**Data supplied:**
__________________________________________________
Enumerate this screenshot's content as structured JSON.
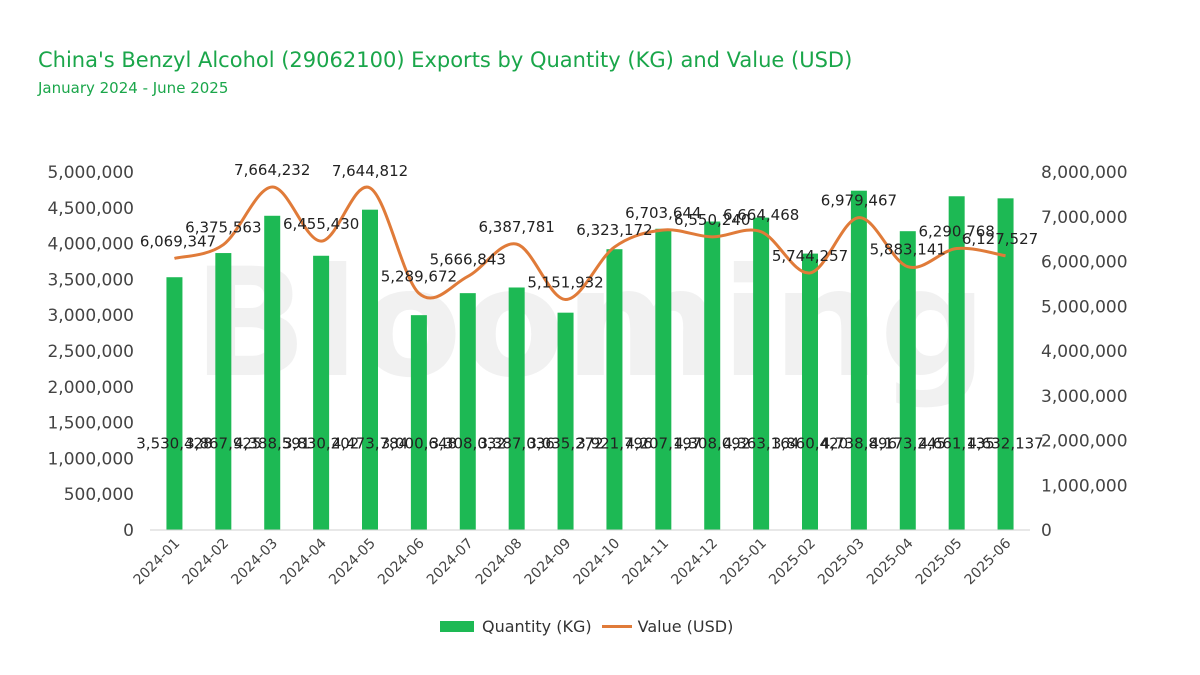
{
  "header": {
    "title": "China's Benzyl Alcohol (29062100) Exports by Quantity (KG) and Value (USD)",
    "subtitle": "January 2024 - June 2025"
  },
  "watermark": "Blooming",
  "colors": {
    "bar": "#1db954",
    "line": "#e07b39",
    "title": "#1aa64a"
  },
  "chart_data": {
    "type": "bar",
    "categories": [
      "2024-01",
      "2024-02",
      "2024-03",
      "2024-04",
      "2024-05",
      "2024-06",
      "2024-07",
      "2024-08",
      "2024-09",
      "2024-10",
      "2024-11",
      "2024-12",
      "2025-01",
      "2025-02",
      "2025-03",
      "2025-04",
      "2025-05",
      "2025-06"
    ],
    "series": [
      {
        "name": "Quantity (KG)",
        "type": "bar",
        "axis": "left",
        "values": [
          3530428,
          3867925,
          4388591,
          3830202,
          4473784,
          3000648,
          3308032,
          3387036,
          3035272,
          3921796,
          4207197,
          4308092,
          4363164,
          3860420,
          4738896,
          4173245,
          4661135,
          4632137
        ],
        "labels": [
          "3,530,428",
          "3,867,925",
          "4,388,591",
          "3,830,202",
          "4,473,784",
          "3,000,648",
          "3,308,032",
          "3,387,036",
          "3,035,272",
          "3,921,796",
          "4,207,197",
          "4,308,092",
          "4,363,164",
          "3,860,420",
          "4,738,896",
          "4,173,245",
          "4,661,135",
          "4,632,137"
        ]
      },
      {
        "name": "Value (USD)",
        "type": "line",
        "axis": "right",
        "values": [
          6069347,
          6375563,
          7664232,
          6455430,
          7644812,
          5289672,
          5666843,
          6387781,
          5151932,
          6323172,
          6703644,
          6550240,
          6664468,
          5744257,
          6979467,
          5883141,
          6290768,
          6127527
        ],
        "labels": [
          "6,069,347",
          "6,375,563",
          "7,664,232",
          "6,455,430",
          "7,644,812",
          "5,289,672",
          "5,666,843",
          "6,387,781",
          "5,151,932",
          "6,323,172",
          "6,703,644",
          "6,550,240",
          "6,664,468",
          "5,744,257",
          "6,979,467",
          "5,883,141",
          "6,290,768",
          "6,127,527"
        ]
      }
    ],
    "y_left": {
      "ylim": [
        0,
        5000000
      ],
      "ticks": [
        0,
        500000,
        1000000,
        1500000,
        2000000,
        2500000,
        3000000,
        3500000,
        4000000,
        4500000,
        5000000
      ],
      "tick_labels": [
        "0",
        "500,000",
        "1,000,000",
        "1,500,000",
        "2,000,000",
        "2,500,000",
        "3,000,000",
        "3,500,000",
        "4,000,000",
        "4,500,000",
        "5,000,000"
      ]
    },
    "y_right": {
      "ylim": [
        0,
        8000000
      ],
      "ticks": [
        0,
        1000000,
        2000000,
        3000000,
        4000000,
        5000000,
        6000000,
        7000000,
        8000000
      ],
      "tick_labels": [
        "0",
        "1,000,000",
        "2,000,000",
        "3,000,000",
        "4,000,000",
        "5,000,000",
        "6,000,000",
        "7,000,000",
        "8,000,000"
      ]
    },
    "legend_position": "bottom",
    "grid": false
  }
}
__________________________________________________
**Your instructions:**
Repeat the material above in full and exactly, omitting the pictures.

**Reply:**
Enumerate this screenshot's content as structured JSON.
{
  "header": {
    "title": "China's Benzyl Alcohol (29062100) Exports by Quantity (KG) and Value (USD)",
    "subtitle": "January 2024 - June 2025"
  },
  "watermark": "Blooming",
  "colors": {
    "bar": "#1db954",
    "line": "#e07b39",
    "title": "#1aa64a"
  },
  "chart_data": {
    "type": "bar",
    "categories": [
      "2024-01",
      "2024-02",
      "2024-03",
      "2024-04",
      "2024-05",
      "2024-06",
      "2024-07",
      "2024-08",
      "2024-09",
      "2024-10",
      "2024-11",
      "2024-12",
      "2025-01",
      "2025-02",
      "2025-03",
      "2025-04",
      "2025-05",
      "2025-06"
    ],
    "series": [
      {
        "name": "Quantity (KG)",
        "type": "bar",
        "axis": "left",
        "values": [
          3530428,
          3867925,
          4388591,
          3830202,
          4473784,
          3000648,
          3308032,
          3387036,
          3035272,
          3921796,
          4207197,
          4308092,
          4363164,
          3860420,
          4738896,
          4173245,
          4661135,
          4632137
        ],
        "labels": [
          "3,530,428",
          "3,867,925",
          "4,388,591",
          "3,830,202",
          "4,473,784",
          "3,000,648",
          "3,308,032",
          "3,387,036",
          "3,035,272",
          "3,921,796",
          "4,207,197",
          "4,308,092",
          "4,363,164",
          "3,860,420",
          "4,738,896",
          "4,173,245",
          "4,661,135",
          "4,632,137"
        ]
      },
      {
        "name": "Value (USD)",
        "type": "line",
        "axis": "right",
        "values": [
          6069347,
          6375563,
          7664232,
          6455430,
          7644812,
          5289672,
          5666843,
          6387781,
          5151932,
          6323172,
          6703644,
          6550240,
          6664468,
          5744257,
          6979467,
          5883141,
          6290768,
          6127527
        ],
        "labels": [
          "6,069,347",
          "6,375,563",
          "7,664,232",
          "6,455,430",
          "7,644,812",
          "5,289,672",
          "5,666,843",
          "6,387,781",
          "5,151,932",
          "6,323,172",
          "6,703,644",
          "6,550,240",
          "6,664,468",
          "5,744,257",
          "6,979,467",
          "5,883,141",
          "6,290,768",
          "6,127,527"
        ]
      }
    ],
    "y_left": {
      "ylim": [
        0,
        5000000
      ],
      "ticks": [
        0,
        500000,
        1000000,
        1500000,
        2000000,
        2500000,
        3000000,
        3500000,
        4000000,
        4500000,
        5000000
      ],
      "tick_labels": [
        "0",
        "500,000",
        "1,000,000",
        "1,500,000",
        "2,000,000",
        "2,500,000",
        "3,000,000",
        "3,500,000",
        "4,000,000",
        "4,500,000",
        "5,000,000"
      ]
    },
    "y_right": {
      "ylim": [
        0,
        8000000
      ],
      "ticks": [
        0,
        1000000,
        2000000,
        3000000,
        4000000,
        5000000,
        6000000,
        7000000,
        8000000
      ],
      "tick_labels": [
        "0",
        "1,000,000",
        "2,000,000",
        "3,000,000",
        "4,000,000",
        "5,000,000",
        "6,000,000",
        "7,000,000",
        "8,000,000"
      ]
    },
    "legend_position": "bottom",
    "grid": false
  }
}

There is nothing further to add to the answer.